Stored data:
○ ○ ○ ○

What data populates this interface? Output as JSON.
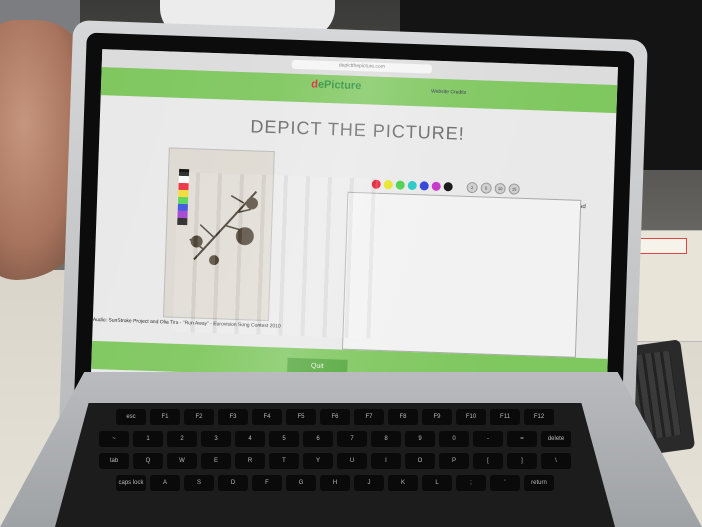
{
  "browser": {
    "address": "depictthepicture.com"
  },
  "site": {
    "logo_first": "d",
    "logo_rest": "ePicture",
    "nav_left": "",
    "nav_right": "Website Credits"
  },
  "page": {
    "title": "DEPICT THE PICTURE!",
    "picture_caption": "",
    "audio_line": "Audio: SunStroke Project and Olia Tira - \"Run Away\" - Eurovision Song Contest 2010"
  },
  "palette": {
    "colors": [
      "#e8192c",
      "#e8e321",
      "#43d046",
      "#1fc7c4",
      "#2a3fd8",
      "#c630c9",
      "#111111"
    ],
    "brush_sizes": [
      "2",
      "5",
      "10",
      "15"
    ]
  },
  "canvas": {
    "download_label": "Download"
  },
  "footer": {
    "quit_label": "Quit"
  },
  "picture_colors": [
    "#111111",
    "#ffffff",
    "#e8192c",
    "#f2d61a",
    "#43d046",
    "#2a3fd8",
    "#9b2cc9",
    "#111111"
  ],
  "keyboard": {
    "row1": [
      "esc",
      "F1",
      "F2",
      "F3",
      "F4",
      "F5",
      "F6",
      "F7",
      "F8",
      "F9",
      "F10",
      "F11",
      "F12"
    ],
    "row2": [
      "~",
      "1",
      "2",
      "3",
      "4",
      "5",
      "6",
      "7",
      "8",
      "9",
      "0",
      "-",
      "=",
      "delete"
    ],
    "row3": [
      "tab",
      "Q",
      "W",
      "E",
      "R",
      "T",
      "Y",
      "U",
      "I",
      "O",
      "P",
      "[",
      "]",
      "\\"
    ],
    "row4": [
      "caps lock",
      "A",
      "S",
      "D",
      "F",
      "G",
      "H",
      "J",
      "K",
      "L",
      ";",
      "'",
      "return"
    ]
  }
}
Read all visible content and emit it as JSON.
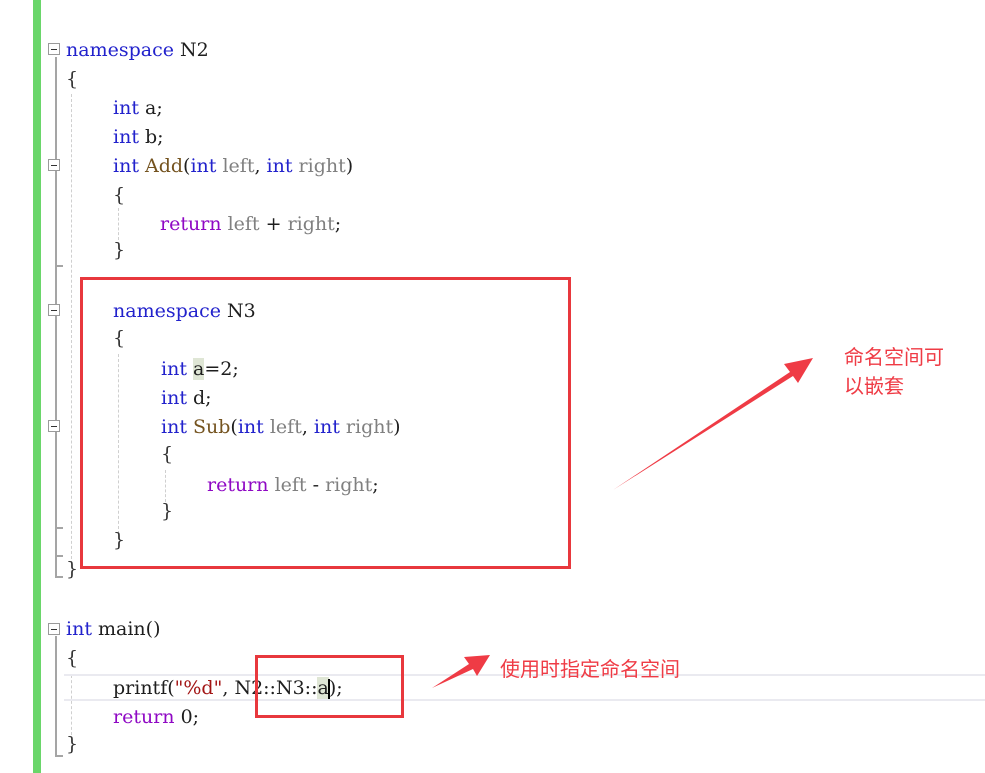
{
  "editor": {
    "lines": {
      "ns2_kw": "namespace",
      "ns2_name": " N2",
      "open1": "{",
      "int_a_kw": "int",
      "int_a_rest": " a;",
      "int_b_kw": "int",
      "int_b_rest": " b;",
      "add_int": "int",
      "add_name": " Add",
      "add_paren": "(",
      "add_p1_kw": "int",
      "add_p1": " left",
      "add_comma": ", ",
      "add_p2_kw": "int",
      "add_p2": " right",
      "add_close": ")",
      "add_open": "{",
      "add_ret": "return",
      "add_body_left": " left",
      "add_op": " + ",
      "add_body_right": "right",
      "add_semi": ";",
      "add_end": "}",
      "ns3_kw": "namespace",
      "ns3_name": " N3",
      "ns3_open": "{",
      "n3_int_a_kw": "int",
      "n3_a_var": "a",
      "n3_a_rest": "=2;",
      "n3_int_d_kw": "int",
      "n3_d_rest": " d;",
      "sub_int": "int",
      "sub_name": " Sub",
      "sub_paren": "(",
      "sub_p1_kw": "int",
      "sub_p1": " left",
      "sub_comma": ", ",
      "sub_p2_kw": "int",
      "sub_p2": " right",
      "sub_close": ")",
      "sub_open": "{",
      "sub_ret": "return",
      "sub_body_left": " left",
      "sub_op": " - ",
      "sub_body_right": "right",
      "sub_semi": ";",
      "sub_end": "}",
      "ns3_close": "}",
      "ns2_close": "}",
      "main_int": "int",
      "main_rest": " main()",
      "main_open": "{",
      "printf_fn": "printf(",
      "printf_str": "\"%d\"",
      "printf_comma": ", ",
      "printf_scope": "N2::N3::",
      "printf_var": "a",
      "printf_end": ");",
      "return_kw": "return",
      "return_val": " 0;",
      "main_close": "}"
    }
  },
  "annotations": {
    "nested_note_line1": "命名空间可",
    "nested_note_line2": "以嵌套",
    "usage_note": "使用时指定命名空间"
  },
  "colors": {
    "annotation_red": "#e8383d",
    "keyword_blue": "#2222cc",
    "return_purple": "#8f08c4",
    "change_bar_green": "#6ad66a"
  }
}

○ ○ ○ ○

Copy out the entries verbatim and leave the images out.

SOLUTION TO THIS EXERCISE »
What data populates this interface? Output as JSON.
{
  "browser": {
    "address": "depictthepicture.com"
  },
  "site": {
    "logo_first": "d",
    "logo_rest": "ePicture",
    "nav_left": "",
    "nav_right": "Website Credits"
  },
  "page": {
    "title": "DEPICT THE PICTURE!",
    "picture_caption": "",
    "audio_line": "Audio: SunStroke Project and Olia Tira - \"Run Away\" - Eurovision Song Contest 2010"
  },
  "palette": {
    "colors": [
      "#e8192c",
      "#e8e321",
      "#43d046",
      "#1fc7c4",
      "#2a3fd8",
      "#c630c9",
      "#111111"
    ],
    "brush_sizes": [
      "2",
      "5",
      "10",
      "15"
    ]
  },
  "canvas": {
    "download_label": "Download"
  },
  "footer": {
    "quit_label": "Quit"
  },
  "picture_colors": [
    "#111111",
    "#ffffff",
    "#e8192c",
    "#f2d61a",
    "#43d046",
    "#2a3fd8",
    "#9b2cc9",
    "#111111"
  ],
  "keyboard": {
    "row1": [
      "esc",
      "F1",
      "F2",
      "F3",
      "F4",
      "F5",
      "F6",
      "F7",
      "F8",
      "F9",
      "F10",
      "F11",
      "F12"
    ],
    "row2": [
      "~",
      "1",
      "2",
      "3",
      "4",
      "5",
      "6",
      "7",
      "8",
      "9",
      "0",
      "-",
      "=",
      "delete"
    ],
    "row3": [
      "tab",
      "Q",
      "W",
      "E",
      "R",
      "T",
      "Y",
      "U",
      "I",
      "O",
      "P",
      "[",
      "]",
      "\\"
    ],
    "row4": [
      "caps lock",
      "A",
      "S",
      "D",
      "F",
      "G",
      "H",
      "J",
      "K",
      "L",
      ";",
      "'",
      "return"
    ]
  }
}
Read all visible content and emit it as JSON.
{
  "editor": {
    "lines": {
      "ns2_kw": "namespace",
      "ns2_name": " N2",
      "open1": "{",
      "int_a_kw": "int",
      "int_a_rest": " a;",
      "int_b_kw": "int",
      "int_b_rest": " b;",
      "add_int": "int",
      "add_name": " Add",
      "add_paren": "(",
      "add_p1_kw": "int",
      "add_p1": " left",
      "add_comma": ", ",
      "add_p2_kw": "int",
      "add_p2": " right",
      "add_close": ")",
      "add_open": "{",
      "add_ret": "return",
      "add_body_left": " left",
      "add_op": " + ",
      "add_body_right": "right",
      "add_semi": ";",
      "add_end": "}",
      "ns3_kw": "namespace",
      "ns3_name": " N3",
      "ns3_open": "{",
      "n3_int_a_kw": "int",
      "n3_a_var": "a",
      "n3_a_rest": "=2;",
      "n3_int_d_kw": "int",
      "n3_d_rest": " d;",
      "sub_int": "int",
      "sub_name": " Sub",
      "sub_paren": "(",
      "sub_p1_kw": "int",
      "sub_p1": " left",
      "sub_comma": ", ",
      "sub_p2_kw": "int",
      "sub_p2": " right",
      "sub_close": ")",
      "sub_open": "{",
      "sub_ret": "return",
      "sub_body_left": " left",
      "sub_op": " - ",
      "sub_body_right": "right",
      "sub_semi": ";",
      "sub_end": "}",
      "ns3_close": "}",
      "ns2_close": "}",
      "main_int": "int",
      "main_rest": " main()",
      "main_open": "{",
      "printf_fn": "printf(",
      "printf_str": "\"%d\"",
      "printf_comma": ", ",
      "printf_scope": "N2::N3::",
      "printf_var": "a",
      "printf_end": ");",
      "return_kw": "return",
      "return_val": " 0;",
      "main_close": "}"
    }
  },
  "annotations": {
    "nested_note_line1": "命名空间可",
    "nested_note_line2": "以嵌套",
    "usage_note": "使用时指定命名空间"
  },
  "colors": {
    "annotation_red": "#e8383d",
    "keyword_blue": "#2222cc",
    "return_purple": "#8f08c4",
    "change_bar_green": "#6ad66a"
  }
}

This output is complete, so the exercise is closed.